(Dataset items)
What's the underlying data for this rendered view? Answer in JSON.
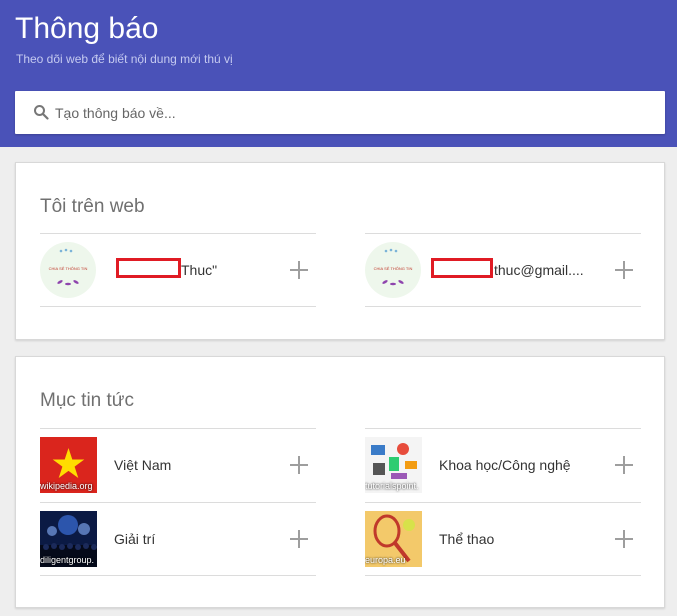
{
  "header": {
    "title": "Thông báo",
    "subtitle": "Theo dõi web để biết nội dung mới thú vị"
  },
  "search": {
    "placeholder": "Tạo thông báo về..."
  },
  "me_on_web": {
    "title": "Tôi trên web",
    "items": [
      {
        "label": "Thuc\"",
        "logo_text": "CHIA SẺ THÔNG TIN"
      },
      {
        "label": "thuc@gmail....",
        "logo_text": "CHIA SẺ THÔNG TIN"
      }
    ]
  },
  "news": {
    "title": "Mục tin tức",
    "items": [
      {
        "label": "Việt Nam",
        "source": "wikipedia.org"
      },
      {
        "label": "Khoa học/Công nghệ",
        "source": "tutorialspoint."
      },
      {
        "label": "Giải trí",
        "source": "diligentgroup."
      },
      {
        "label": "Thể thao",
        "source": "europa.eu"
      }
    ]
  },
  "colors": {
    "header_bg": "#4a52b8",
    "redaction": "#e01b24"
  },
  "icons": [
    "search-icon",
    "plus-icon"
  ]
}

**Task details**
Using the material above, return every line exactly as it appears, minus the pictures.

**Answer**
What's the underlying data for this rendered view? Answer in JSON.
{
  "header": {
    "title": "Thông báo",
    "subtitle": "Theo dõi web để biết nội dung mới thú vị"
  },
  "search": {
    "placeholder": "Tạo thông báo về..."
  },
  "me_on_web": {
    "title": "Tôi trên web",
    "items": [
      {
        "label": "Thuc\"",
        "logo_text": "CHIA SẺ THÔNG TIN"
      },
      {
        "label": "thuc@gmail....",
        "logo_text": "CHIA SẺ THÔNG TIN"
      }
    ]
  },
  "news": {
    "title": "Mục tin tức",
    "items": [
      {
        "label": "Việt Nam",
        "source": "wikipedia.org"
      },
      {
        "label": "Khoa học/Công nghệ",
        "source": "tutorialspoint."
      },
      {
        "label": "Giải trí",
        "source": "diligentgroup."
      },
      {
        "label": "Thể thao",
        "source": "europa.eu"
      }
    ]
  },
  "colors": {
    "header_bg": "#4a52b8",
    "redaction": "#e01b24"
  },
  "icons": [
    "search-icon",
    "plus-icon"
  ]
}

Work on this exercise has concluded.